Excerpts from a layout annotation set
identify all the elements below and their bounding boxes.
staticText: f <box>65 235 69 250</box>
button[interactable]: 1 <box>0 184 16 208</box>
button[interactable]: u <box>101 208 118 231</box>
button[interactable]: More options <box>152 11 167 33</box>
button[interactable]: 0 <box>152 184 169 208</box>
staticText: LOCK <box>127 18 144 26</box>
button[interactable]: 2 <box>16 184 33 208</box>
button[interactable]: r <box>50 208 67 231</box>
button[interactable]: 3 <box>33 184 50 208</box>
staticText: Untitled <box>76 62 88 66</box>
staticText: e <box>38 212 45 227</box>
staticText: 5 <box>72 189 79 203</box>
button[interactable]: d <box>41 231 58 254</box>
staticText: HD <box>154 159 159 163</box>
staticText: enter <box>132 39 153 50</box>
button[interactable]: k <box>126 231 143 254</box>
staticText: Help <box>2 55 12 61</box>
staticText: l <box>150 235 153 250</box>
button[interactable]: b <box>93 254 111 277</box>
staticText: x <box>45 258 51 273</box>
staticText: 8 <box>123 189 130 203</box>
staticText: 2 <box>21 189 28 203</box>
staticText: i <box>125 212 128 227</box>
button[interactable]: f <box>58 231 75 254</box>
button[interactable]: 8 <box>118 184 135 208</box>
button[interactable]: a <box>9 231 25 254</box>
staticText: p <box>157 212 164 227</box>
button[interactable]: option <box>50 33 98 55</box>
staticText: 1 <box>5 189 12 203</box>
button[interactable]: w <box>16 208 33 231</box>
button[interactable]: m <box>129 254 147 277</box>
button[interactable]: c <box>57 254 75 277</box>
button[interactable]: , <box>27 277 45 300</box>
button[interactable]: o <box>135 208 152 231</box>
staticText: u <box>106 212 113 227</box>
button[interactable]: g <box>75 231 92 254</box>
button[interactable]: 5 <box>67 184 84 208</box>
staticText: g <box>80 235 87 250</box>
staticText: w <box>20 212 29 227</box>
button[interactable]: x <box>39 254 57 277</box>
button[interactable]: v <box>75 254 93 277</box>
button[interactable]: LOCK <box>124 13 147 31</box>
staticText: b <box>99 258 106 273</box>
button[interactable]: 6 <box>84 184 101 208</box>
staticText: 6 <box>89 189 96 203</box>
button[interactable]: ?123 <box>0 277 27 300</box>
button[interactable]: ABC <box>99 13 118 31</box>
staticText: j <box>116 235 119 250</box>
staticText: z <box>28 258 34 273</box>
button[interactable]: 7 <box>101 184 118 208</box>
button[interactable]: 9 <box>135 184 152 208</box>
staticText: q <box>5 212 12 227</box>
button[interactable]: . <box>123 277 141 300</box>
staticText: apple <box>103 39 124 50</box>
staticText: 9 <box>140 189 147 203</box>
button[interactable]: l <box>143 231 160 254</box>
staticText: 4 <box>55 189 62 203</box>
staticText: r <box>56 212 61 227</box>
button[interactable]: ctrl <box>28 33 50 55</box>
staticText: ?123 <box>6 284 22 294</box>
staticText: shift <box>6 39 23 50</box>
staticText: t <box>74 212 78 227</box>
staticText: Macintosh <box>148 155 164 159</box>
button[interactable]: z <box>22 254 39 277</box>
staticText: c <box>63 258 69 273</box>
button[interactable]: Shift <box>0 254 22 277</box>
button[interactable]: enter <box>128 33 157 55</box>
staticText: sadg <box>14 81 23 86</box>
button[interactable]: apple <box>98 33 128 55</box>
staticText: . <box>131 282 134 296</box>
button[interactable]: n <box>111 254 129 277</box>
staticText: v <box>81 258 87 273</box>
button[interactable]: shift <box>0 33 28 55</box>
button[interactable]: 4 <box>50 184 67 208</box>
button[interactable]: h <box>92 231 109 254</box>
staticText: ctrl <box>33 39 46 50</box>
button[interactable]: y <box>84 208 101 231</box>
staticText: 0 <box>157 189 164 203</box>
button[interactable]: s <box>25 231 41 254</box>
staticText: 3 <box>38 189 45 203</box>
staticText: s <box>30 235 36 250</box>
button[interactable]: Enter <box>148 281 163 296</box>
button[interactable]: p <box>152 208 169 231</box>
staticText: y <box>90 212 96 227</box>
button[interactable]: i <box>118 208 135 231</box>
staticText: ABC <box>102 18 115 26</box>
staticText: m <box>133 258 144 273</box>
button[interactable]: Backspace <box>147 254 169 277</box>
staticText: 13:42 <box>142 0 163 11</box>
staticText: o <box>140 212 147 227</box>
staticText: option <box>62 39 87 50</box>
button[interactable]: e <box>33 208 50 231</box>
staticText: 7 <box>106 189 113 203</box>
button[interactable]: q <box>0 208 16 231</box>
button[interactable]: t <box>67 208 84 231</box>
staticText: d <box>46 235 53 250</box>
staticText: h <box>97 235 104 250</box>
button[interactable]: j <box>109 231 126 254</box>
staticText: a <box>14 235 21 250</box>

Exercise description
Return every line of the items above unchanged, in the same order.

The solution
identify all the elements below and their bounding boxes.
staticText: f <box>65 235 69 250</box>
button[interactable]: 1 <box>0 184 16 208</box>
button[interactable]: u <box>101 208 118 231</box>
button[interactable]: More options <box>152 11 167 33</box>
button[interactable]: 0 <box>152 184 169 208</box>
staticText: LOCK <box>127 18 144 26</box>
button[interactable]: 2 <box>16 184 33 208</box>
button[interactable]: r <box>50 208 67 231</box>
button[interactable]: 3 <box>33 184 50 208</box>
staticText: Untitled <box>76 62 88 66</box>
staticText: e <box>38 212 45 227</box>
staticText: 5 <box>72 189 79 203</box>
button[interactable]: d <box>41 231 58 254</box>
staticText: HD <box>154 159 159 163</box>
staticText: enter <box>132 39 153 50</box>
button[interactable]: k <box>126 231 143 254</box>
staticText: Help <box>2 55 12 61</box>
staticText: l <box>150 235 153 250</box>
button[interactable]: b <box>93 254 111 277</box>
staticText: x <box>45 258 51 273</box>
staticText: 8 <box>123 189 130 203</box>
staticText: 2 <box>21 189 28 203</box>
staticText: i <box>125 212 128 227</box>
button[interactable]: f <box>58 231 75 254</box>
button[interactable]: 8 <box>118 184 135 208</box>
button[interactable]: a <box>9 231 25 254</box>
staticText: p <box>157 212 164 227</box>
button[interactable]: option <box>50 33 98 55</box>
staticText: 1 <box>5 189 12 203</box>
button[interactable]: w <box>16 208 33 231</box>
button[interactable]: m <box>129 254 147 277</box>
button[interactable]: c <box>57 254 75 277</box>
button[interactable]: , <box>27 277 45 300</box>
button[interactable]: o <box>135 208 152 231</box>
staticText: u <box>106 212 113 227</box>
button[interactable]: g <box>75 231 92 254</box>
button[interactable]: 5 <box>67 184 84 208</box>
staticText: g <box>80 235 87 250</box>
staticText: w <box>20 212 29 227</box>
button[interactable]: x <box>39 254 57 277</box>
button[interactable]: v <box>75 254 93 277</box>
button[interactable]: LOCK <box>124 13 147 31</box>
staticText: b <box>99 258 106 273</box>
button[interactable]: 6 <box>84 184 101 208</box>
staticText: 6 <box>89 189 96 203</box>
button[interactable]: ?123 <box>0 277 27 300</box>
button[interactable]: ABC <box>99 13 118 31</box>
staticText: j <box>116 235 119 250</box>
staticText: z <box>28 258 34 273</box>
button[interactable]: 7 <box>101 184 118 208</box>
button[interactable]: 9 <box>135 184 152 208</box>
staticText: q <box>5 212 12 227</box>
button[interactable]: . <box>123 277 141 300</box>
staticText: apple <box>103 39 124 50</box>
staticText: 9 <box>140 189 147 203</box>
button[interactable]: l <box>143 231 160 254</box>
staticText: 4 <box>55 189 62 203</box>
staticText: r <box>56 212 61 227</box>
button[interactable]: ctrl <box>28 33 50 55</box>
staticText: ?123 <box>6 284 22 294</box>
staticText: shift <box>6 39 23 50</box>
staticText: t <box>74 212 78 227</box>
staticText: Macintosh <box>148 155 164 159</box>
button[interactable]: z <box>22 254 39 277</box>
staticText: c <box>63 258 69 273</box>
button[interactable]: Shift <box>0 254 22 277</box>
button[interactable]: enter <box>128 33 157 55</box>
staticText: sadg <box>14 81 23 86</box>
button[interactable]: apple <box>98 33 128 55</box>
staticText: . <box>131 282 134 296</box>
button[interactable]: n <box>111 254 129 277</box>
staticText: v <box>81 258 87 273</box>
button[interactable]: shift <box>0 33 28 55</box>
button[interactable]: 4 <box>50 184 67 208</box>
button[interactable]: h <box>92 231 109 254</box>
staticText: ctrl <box>33 39 46 50</box>
button[interactable]: y <box>84 208 101 231</box>
staticText: 0 <box>157 189 164 203</box>
button[interactable]: s <box>25 231 41 254</box>
staticText: 3 <box>38 189 45 203</box>
staticText: s <box>30 235 36 250</box>
button[interactable]: Enter <box>148 281 163 296</box>
button[interactable]: p <box>152 208 169 231</box>
staticText: y <box>90 212 96 227</box>
button[interactable]: i <box>118 208 135 231</box>
staticText: ABC <box>102 18 115 26</box>
staticText: m <box>133 258 144 273</box>
button[interactable]: Backspace <box>147 254 169 277</box>
staticText: 13:42 <box>142 0 163 11</box>
staticText: o <box>140 212 147 227</box>
staticText: option <box>62 39 87 50</box>
button[interactable]: e <box>33 208 50 231</box>
staticText: 7 <box>106 189 113 203</box>
button[interactable]: q <box>0 208 16 231</box>
button[interactable]: t <box>67 208 84 231</box>
staticText: d <box>46 235 53 250</box>
staticText: h <box>97 235 104 250</box>
button[interactable]: j <box>109 231 126 254</box>
staticText: a <box>14 235 21 250</box>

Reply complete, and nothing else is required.